Task statement
Set out every line bearing the string "Average".
** start Records shown **
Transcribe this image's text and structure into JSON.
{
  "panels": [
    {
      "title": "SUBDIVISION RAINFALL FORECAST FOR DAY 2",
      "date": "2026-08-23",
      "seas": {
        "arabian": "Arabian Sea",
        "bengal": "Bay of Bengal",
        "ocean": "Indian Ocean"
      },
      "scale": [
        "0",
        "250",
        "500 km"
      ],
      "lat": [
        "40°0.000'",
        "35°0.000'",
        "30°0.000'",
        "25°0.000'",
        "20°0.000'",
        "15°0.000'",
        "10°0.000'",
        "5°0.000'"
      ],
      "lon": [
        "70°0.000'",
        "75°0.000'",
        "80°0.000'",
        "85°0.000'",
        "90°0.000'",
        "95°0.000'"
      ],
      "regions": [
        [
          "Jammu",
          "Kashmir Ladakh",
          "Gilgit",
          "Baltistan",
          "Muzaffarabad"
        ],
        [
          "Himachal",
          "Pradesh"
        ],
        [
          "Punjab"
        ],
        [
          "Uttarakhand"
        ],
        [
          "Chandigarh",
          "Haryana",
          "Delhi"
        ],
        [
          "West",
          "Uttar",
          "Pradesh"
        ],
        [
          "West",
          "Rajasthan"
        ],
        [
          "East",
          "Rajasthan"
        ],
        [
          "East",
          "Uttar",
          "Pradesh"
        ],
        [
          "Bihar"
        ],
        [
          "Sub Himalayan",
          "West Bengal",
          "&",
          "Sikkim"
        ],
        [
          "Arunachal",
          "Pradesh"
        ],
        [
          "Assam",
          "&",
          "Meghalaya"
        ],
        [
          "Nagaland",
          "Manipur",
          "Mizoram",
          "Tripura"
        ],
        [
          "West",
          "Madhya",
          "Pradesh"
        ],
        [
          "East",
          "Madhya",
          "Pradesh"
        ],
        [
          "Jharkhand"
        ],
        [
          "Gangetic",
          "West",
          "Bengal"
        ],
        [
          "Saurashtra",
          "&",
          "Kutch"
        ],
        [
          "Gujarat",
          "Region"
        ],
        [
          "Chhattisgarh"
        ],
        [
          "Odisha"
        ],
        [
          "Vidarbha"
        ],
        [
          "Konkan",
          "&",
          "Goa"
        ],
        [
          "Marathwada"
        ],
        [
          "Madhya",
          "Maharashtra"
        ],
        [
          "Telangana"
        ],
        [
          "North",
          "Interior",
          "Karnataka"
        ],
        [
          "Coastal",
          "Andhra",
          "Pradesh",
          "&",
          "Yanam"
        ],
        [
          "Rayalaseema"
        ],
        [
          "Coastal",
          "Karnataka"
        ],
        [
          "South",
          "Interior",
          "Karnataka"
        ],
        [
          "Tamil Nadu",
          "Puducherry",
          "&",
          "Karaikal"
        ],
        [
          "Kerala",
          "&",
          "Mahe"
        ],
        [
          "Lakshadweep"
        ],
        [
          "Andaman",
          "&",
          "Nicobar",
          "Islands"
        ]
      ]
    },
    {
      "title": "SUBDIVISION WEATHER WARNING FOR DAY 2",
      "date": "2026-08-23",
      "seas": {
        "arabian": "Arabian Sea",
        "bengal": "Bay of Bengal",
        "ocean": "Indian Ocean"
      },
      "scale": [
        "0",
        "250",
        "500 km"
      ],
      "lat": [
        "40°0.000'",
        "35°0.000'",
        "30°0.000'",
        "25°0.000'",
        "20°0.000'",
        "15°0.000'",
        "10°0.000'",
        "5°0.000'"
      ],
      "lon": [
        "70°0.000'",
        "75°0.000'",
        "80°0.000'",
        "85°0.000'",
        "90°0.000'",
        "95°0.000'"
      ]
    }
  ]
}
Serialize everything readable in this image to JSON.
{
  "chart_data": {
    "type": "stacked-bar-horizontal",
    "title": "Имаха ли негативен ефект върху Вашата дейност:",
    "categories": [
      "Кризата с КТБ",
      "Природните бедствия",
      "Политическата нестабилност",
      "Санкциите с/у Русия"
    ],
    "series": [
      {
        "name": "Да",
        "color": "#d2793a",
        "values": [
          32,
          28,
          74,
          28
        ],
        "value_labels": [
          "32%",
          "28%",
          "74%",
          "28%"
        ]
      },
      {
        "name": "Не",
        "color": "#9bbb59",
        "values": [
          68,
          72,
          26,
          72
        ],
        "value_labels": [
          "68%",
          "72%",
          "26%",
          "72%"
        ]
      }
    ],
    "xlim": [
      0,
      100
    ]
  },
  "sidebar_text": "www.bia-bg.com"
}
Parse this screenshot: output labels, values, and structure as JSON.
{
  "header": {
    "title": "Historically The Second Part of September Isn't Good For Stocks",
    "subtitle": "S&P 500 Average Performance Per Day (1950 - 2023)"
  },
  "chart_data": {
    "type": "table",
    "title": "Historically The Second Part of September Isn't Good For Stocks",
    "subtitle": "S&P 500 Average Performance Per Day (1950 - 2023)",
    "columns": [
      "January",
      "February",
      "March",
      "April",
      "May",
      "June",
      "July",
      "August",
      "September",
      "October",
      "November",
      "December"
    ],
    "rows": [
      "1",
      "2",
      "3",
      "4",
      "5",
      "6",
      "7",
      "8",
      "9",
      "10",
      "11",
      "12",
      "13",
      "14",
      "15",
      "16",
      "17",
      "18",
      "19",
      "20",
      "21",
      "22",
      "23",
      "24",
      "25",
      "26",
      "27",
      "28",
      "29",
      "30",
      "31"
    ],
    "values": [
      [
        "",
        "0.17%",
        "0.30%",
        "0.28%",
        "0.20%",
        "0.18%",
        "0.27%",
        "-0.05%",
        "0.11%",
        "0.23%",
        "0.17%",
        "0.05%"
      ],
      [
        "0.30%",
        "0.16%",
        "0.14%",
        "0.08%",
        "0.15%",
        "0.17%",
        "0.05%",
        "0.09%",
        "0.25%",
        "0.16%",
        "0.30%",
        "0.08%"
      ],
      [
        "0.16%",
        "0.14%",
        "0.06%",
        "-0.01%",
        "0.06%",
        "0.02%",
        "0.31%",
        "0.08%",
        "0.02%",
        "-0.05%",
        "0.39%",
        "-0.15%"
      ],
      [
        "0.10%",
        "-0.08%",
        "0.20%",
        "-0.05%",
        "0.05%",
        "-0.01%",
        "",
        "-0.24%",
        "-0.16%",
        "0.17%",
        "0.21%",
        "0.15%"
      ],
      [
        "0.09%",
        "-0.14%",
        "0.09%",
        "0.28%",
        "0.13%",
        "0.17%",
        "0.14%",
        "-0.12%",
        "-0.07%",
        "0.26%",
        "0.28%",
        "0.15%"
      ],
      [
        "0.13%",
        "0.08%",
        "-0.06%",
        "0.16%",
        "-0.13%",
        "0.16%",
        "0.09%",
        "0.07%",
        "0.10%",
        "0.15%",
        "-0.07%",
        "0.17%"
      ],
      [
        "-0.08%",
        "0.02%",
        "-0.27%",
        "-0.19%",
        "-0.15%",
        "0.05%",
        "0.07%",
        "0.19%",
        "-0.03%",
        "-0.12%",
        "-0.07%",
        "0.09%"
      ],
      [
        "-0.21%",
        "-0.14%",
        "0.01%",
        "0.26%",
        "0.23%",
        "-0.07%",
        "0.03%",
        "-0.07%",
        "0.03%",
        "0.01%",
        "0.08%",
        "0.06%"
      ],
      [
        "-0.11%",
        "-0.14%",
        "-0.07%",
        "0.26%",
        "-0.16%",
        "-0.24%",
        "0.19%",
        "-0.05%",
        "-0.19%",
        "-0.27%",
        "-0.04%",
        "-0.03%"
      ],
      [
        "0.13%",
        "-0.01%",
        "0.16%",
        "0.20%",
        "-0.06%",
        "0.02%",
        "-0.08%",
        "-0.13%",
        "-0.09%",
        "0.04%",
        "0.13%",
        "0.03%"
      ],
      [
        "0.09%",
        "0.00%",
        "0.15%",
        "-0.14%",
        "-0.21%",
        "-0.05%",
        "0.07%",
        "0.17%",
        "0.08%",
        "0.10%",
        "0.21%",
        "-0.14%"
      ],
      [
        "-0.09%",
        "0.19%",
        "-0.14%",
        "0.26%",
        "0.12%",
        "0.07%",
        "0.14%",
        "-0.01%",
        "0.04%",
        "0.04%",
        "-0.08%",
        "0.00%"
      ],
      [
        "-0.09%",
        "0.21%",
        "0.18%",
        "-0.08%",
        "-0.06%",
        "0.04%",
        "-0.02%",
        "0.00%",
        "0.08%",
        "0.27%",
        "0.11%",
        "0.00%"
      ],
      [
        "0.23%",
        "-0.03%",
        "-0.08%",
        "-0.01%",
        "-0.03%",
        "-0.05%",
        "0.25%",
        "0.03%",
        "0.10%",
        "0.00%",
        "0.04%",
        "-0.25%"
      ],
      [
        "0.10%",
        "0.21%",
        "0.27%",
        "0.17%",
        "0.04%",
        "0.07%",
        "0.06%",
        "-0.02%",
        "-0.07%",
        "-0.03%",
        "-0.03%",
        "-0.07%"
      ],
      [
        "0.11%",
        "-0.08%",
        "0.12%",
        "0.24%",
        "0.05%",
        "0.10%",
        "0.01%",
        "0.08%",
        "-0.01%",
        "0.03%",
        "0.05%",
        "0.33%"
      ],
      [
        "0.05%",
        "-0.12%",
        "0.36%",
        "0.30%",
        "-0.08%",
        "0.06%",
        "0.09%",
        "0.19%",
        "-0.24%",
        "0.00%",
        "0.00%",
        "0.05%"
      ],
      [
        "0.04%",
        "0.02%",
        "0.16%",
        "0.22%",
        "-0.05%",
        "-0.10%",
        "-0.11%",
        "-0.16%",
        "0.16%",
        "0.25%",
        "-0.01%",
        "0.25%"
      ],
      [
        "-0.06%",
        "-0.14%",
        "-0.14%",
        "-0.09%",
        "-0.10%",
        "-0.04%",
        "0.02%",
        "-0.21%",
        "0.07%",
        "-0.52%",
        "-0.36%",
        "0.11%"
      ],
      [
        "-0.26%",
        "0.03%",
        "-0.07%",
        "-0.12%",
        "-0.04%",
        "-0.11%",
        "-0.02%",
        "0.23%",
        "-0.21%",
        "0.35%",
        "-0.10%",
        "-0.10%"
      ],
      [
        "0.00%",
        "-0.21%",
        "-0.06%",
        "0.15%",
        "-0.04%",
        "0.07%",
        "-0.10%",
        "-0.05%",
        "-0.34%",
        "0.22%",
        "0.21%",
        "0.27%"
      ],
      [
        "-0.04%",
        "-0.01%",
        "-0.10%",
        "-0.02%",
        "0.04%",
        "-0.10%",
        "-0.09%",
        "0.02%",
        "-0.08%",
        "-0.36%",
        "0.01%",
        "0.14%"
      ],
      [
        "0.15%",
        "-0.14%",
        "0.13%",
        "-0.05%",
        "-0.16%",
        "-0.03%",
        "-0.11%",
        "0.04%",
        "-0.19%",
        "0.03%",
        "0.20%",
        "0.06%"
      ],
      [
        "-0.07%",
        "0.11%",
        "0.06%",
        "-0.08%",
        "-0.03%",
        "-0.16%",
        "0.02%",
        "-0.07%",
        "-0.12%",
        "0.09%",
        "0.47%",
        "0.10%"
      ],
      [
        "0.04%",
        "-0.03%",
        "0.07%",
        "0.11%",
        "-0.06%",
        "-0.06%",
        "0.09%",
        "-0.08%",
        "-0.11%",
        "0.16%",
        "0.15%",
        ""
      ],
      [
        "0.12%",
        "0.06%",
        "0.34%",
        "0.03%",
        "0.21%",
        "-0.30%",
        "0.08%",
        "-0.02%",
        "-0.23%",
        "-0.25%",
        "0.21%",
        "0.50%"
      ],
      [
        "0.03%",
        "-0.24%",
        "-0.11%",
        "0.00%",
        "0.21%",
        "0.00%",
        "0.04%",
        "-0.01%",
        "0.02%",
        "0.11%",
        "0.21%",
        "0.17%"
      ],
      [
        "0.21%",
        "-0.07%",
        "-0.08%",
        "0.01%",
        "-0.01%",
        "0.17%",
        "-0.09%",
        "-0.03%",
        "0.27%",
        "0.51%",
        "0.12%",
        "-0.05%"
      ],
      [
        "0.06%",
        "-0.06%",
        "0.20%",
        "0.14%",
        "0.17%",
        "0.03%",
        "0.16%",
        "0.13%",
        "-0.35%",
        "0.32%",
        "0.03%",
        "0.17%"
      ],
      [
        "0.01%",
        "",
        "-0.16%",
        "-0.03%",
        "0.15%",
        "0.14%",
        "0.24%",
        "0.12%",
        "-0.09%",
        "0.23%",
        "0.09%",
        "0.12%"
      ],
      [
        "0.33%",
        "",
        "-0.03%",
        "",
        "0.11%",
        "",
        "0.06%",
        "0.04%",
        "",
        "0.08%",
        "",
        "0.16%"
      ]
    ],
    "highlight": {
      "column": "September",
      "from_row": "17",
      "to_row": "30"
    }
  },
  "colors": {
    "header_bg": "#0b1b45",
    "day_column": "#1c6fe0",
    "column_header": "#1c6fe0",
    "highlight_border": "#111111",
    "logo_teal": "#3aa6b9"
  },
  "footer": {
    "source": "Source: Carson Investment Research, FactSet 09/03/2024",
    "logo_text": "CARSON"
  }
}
** end Records shown **
Finished answer
    "subtitle": "S&P 500 Average Performance Per Day (1950 - 2023)"
    "subtitle": "S&P 500 Average Performance Per Day (1950 - 2023)",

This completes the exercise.